--- start of RECORDS FOR THIS EXERCISE ---
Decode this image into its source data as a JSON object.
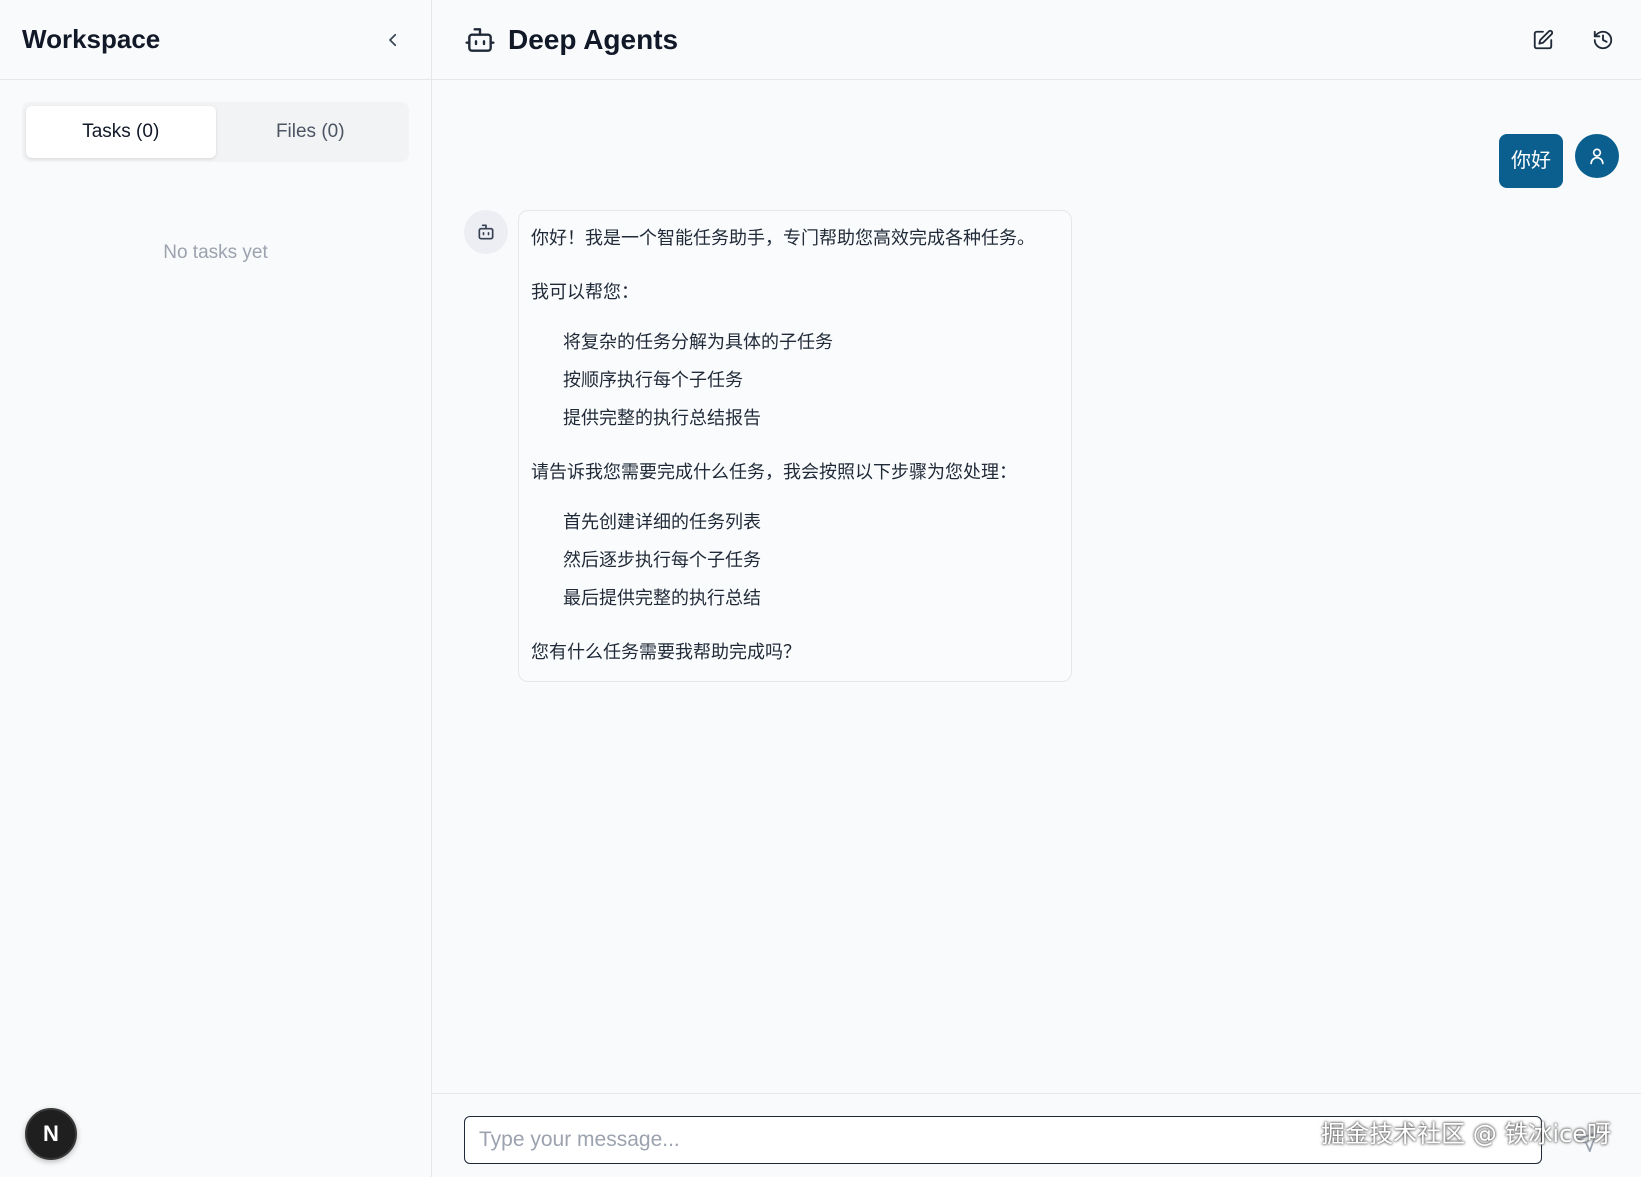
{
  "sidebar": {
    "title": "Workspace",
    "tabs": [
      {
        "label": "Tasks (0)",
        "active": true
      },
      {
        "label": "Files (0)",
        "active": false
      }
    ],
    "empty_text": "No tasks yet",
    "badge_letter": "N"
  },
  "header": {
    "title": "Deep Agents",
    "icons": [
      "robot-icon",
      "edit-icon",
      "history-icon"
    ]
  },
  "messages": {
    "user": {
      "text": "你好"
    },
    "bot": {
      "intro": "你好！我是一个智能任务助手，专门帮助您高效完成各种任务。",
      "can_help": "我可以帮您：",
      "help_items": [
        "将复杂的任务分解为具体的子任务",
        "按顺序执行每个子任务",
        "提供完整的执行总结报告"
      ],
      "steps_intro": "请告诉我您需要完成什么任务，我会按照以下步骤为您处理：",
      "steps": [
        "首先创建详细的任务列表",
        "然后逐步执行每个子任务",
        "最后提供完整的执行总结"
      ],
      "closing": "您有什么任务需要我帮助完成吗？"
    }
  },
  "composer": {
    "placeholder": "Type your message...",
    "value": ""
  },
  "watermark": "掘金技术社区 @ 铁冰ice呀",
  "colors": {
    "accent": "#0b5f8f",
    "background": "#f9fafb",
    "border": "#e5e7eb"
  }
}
--- end of RECORDS FOR THIS EXERCISE ---
--- start of RECORDS FOR THIS EXERCISE ---
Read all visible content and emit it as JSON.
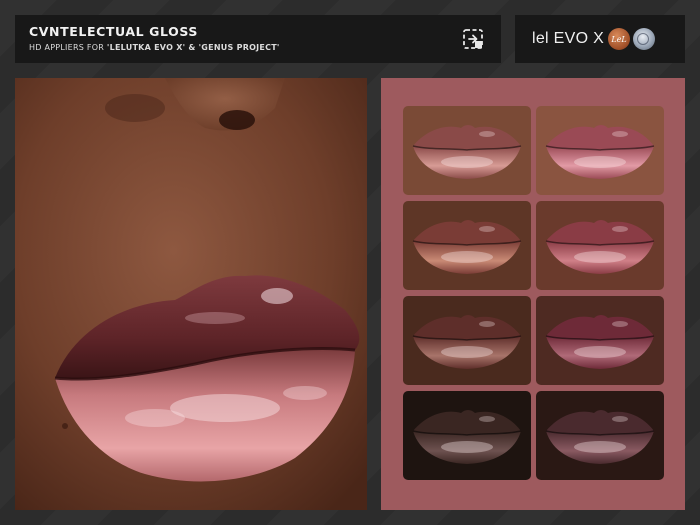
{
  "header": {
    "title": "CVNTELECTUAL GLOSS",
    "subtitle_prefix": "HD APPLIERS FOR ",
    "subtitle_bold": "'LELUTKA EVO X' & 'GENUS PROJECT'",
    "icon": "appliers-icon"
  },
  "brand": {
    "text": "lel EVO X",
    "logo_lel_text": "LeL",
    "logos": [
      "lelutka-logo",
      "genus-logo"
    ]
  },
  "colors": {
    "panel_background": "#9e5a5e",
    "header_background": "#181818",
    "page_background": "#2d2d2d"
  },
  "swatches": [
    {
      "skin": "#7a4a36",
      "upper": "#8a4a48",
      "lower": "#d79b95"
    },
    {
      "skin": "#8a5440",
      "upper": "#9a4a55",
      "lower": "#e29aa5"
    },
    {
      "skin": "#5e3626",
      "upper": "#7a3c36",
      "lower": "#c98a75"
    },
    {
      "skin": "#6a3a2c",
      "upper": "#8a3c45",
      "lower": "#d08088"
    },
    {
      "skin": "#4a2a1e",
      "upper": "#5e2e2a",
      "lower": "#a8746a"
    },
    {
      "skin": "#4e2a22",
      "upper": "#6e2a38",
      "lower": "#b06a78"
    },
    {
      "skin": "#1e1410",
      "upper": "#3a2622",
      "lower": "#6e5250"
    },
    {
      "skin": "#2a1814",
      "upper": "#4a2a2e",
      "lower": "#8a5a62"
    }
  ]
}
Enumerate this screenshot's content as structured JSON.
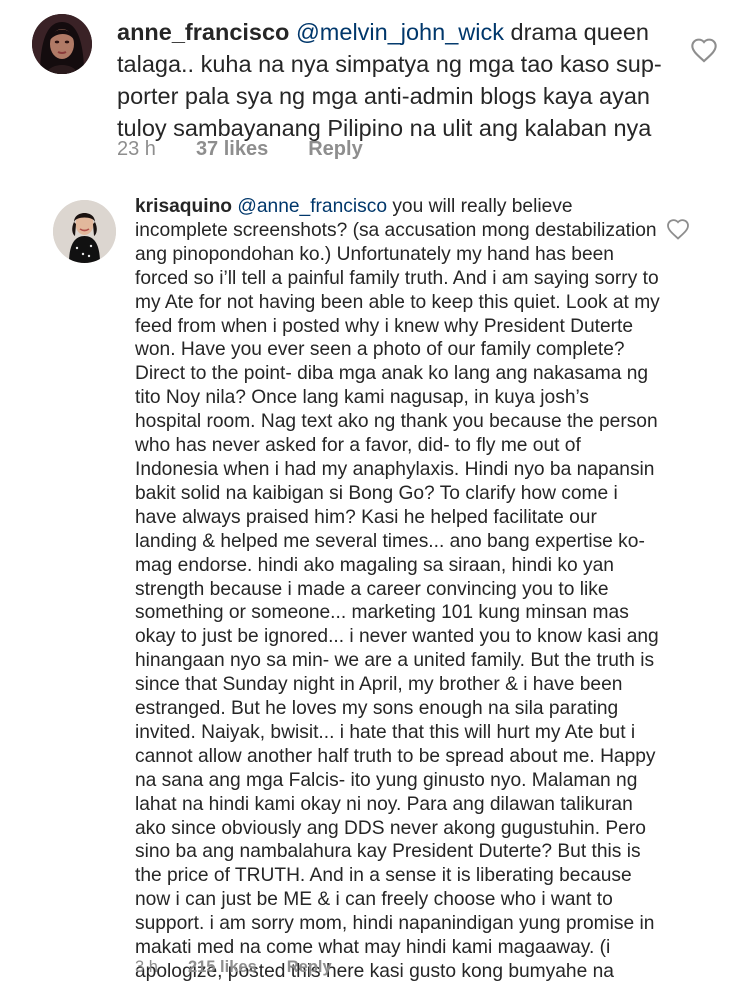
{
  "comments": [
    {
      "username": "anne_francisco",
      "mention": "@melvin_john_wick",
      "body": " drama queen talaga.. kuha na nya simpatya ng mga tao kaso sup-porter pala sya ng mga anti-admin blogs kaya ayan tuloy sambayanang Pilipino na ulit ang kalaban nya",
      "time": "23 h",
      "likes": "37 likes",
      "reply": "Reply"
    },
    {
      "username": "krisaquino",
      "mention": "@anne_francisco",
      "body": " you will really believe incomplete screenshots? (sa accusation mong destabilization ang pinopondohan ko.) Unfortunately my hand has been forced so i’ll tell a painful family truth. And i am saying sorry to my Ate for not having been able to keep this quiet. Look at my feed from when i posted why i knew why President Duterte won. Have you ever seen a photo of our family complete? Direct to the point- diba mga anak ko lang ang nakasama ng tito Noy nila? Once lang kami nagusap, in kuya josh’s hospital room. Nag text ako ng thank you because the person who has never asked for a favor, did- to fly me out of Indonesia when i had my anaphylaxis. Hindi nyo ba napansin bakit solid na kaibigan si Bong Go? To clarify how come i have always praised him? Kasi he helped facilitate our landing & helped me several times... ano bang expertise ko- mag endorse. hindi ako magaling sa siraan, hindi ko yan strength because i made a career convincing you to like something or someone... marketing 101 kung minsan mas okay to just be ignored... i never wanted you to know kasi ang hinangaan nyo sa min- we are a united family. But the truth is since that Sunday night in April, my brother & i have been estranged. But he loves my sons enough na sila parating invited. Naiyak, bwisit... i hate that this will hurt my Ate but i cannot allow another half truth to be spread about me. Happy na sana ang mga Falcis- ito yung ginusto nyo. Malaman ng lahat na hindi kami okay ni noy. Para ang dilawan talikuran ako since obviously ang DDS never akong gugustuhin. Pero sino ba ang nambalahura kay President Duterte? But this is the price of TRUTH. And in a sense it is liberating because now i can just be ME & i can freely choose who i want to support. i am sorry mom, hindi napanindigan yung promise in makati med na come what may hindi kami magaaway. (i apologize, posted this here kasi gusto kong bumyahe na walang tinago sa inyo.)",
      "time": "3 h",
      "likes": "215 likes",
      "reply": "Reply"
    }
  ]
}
--- end of RECORDS FOR THIS EXERCISE ---
--- start of RECORDS FOR THIS EXERCISE ---
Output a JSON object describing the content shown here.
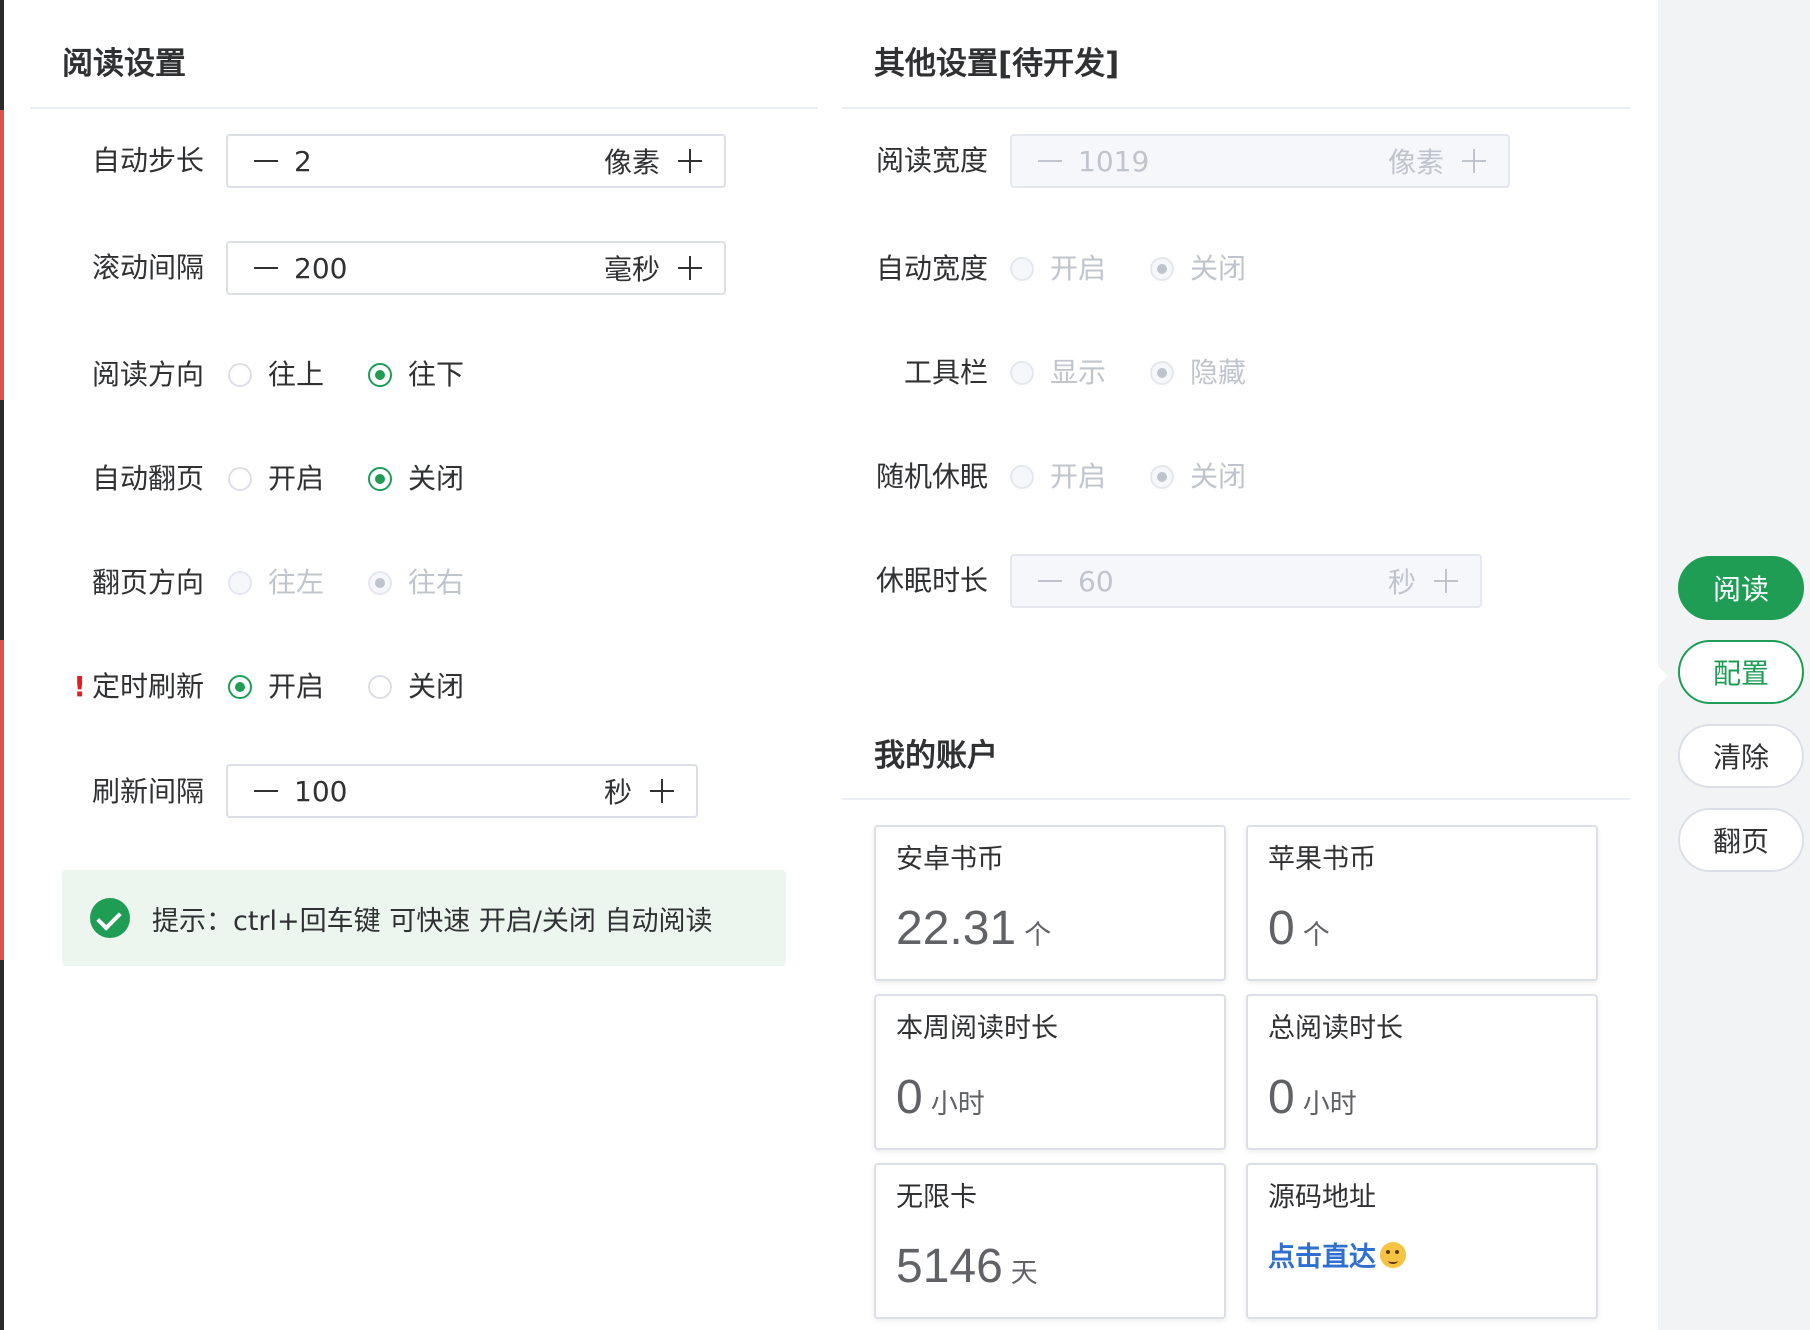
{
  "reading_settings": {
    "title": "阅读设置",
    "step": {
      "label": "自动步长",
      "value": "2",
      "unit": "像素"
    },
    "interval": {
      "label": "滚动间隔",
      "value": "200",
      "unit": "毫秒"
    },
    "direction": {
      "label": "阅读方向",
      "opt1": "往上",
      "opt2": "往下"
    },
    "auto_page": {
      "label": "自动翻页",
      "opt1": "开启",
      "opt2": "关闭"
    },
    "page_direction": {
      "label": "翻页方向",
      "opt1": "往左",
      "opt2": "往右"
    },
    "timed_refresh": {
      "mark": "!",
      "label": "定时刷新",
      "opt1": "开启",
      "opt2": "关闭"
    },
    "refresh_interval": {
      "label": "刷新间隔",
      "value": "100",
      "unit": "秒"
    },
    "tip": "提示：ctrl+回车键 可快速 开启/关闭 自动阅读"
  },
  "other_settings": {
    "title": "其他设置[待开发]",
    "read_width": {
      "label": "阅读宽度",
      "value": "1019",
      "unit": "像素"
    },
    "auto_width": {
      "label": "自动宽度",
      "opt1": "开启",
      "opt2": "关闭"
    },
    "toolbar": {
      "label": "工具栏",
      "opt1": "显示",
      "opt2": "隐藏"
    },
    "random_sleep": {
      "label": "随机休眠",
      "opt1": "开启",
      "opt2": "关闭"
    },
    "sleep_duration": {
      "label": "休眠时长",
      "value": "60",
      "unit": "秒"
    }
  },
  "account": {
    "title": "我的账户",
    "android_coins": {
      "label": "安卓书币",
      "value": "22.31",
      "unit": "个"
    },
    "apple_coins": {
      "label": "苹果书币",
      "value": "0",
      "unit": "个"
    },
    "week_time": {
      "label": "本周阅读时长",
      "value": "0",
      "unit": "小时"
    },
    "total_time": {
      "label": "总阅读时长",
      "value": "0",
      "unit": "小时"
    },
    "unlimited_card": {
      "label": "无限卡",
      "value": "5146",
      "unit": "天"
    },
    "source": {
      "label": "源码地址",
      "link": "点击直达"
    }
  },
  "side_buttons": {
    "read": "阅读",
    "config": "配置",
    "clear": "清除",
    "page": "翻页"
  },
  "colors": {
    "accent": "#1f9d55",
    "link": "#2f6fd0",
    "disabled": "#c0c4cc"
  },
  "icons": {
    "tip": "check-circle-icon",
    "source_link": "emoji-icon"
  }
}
--- end of RECORDS FOR THIS EXERCISE ---
== TASK STATEMENT ==
Work out how many lines of the data above contain the string "username" and give the number alone.

== EXERCISE RESPONSE ==
2